**Required work:**
Count every line below in which "fields" occurs, then give only the count.

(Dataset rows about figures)
— start —

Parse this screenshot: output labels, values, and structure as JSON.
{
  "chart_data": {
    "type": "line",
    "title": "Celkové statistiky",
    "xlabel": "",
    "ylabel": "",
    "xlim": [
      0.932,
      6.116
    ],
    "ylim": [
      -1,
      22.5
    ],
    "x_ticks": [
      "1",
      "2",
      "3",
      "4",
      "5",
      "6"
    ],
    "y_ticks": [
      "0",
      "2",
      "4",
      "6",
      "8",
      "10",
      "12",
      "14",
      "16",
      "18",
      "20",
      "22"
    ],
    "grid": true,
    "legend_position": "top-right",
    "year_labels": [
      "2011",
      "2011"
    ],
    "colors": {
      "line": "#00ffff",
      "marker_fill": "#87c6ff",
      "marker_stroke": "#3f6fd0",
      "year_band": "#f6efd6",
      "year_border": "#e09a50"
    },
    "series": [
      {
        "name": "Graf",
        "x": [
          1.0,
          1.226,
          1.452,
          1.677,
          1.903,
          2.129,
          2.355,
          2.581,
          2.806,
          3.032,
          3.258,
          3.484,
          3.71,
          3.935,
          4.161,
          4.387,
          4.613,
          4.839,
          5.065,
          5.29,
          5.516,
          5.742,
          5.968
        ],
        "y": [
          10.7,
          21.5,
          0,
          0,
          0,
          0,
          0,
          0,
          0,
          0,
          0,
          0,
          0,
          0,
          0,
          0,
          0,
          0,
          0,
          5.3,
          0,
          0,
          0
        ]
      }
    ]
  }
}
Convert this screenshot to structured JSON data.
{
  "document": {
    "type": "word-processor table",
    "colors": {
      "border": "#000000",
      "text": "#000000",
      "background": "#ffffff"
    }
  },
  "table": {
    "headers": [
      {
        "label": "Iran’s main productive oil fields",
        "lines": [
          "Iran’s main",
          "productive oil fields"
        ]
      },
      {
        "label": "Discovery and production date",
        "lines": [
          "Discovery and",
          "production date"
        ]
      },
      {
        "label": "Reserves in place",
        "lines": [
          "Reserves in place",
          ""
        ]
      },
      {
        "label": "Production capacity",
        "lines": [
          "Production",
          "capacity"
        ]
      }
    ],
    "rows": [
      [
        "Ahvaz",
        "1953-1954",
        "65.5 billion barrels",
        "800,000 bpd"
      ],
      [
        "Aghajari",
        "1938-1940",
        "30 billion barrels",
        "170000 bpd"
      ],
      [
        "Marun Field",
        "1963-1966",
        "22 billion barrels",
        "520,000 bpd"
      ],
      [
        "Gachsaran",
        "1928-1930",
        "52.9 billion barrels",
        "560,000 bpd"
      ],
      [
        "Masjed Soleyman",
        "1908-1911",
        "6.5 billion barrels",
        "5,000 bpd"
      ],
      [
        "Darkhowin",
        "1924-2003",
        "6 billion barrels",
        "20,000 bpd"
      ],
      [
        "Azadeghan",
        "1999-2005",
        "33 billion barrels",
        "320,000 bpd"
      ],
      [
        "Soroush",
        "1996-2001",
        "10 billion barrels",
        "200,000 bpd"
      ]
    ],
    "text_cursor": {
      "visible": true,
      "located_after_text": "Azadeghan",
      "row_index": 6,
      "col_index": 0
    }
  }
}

— end —

**Task result:**
2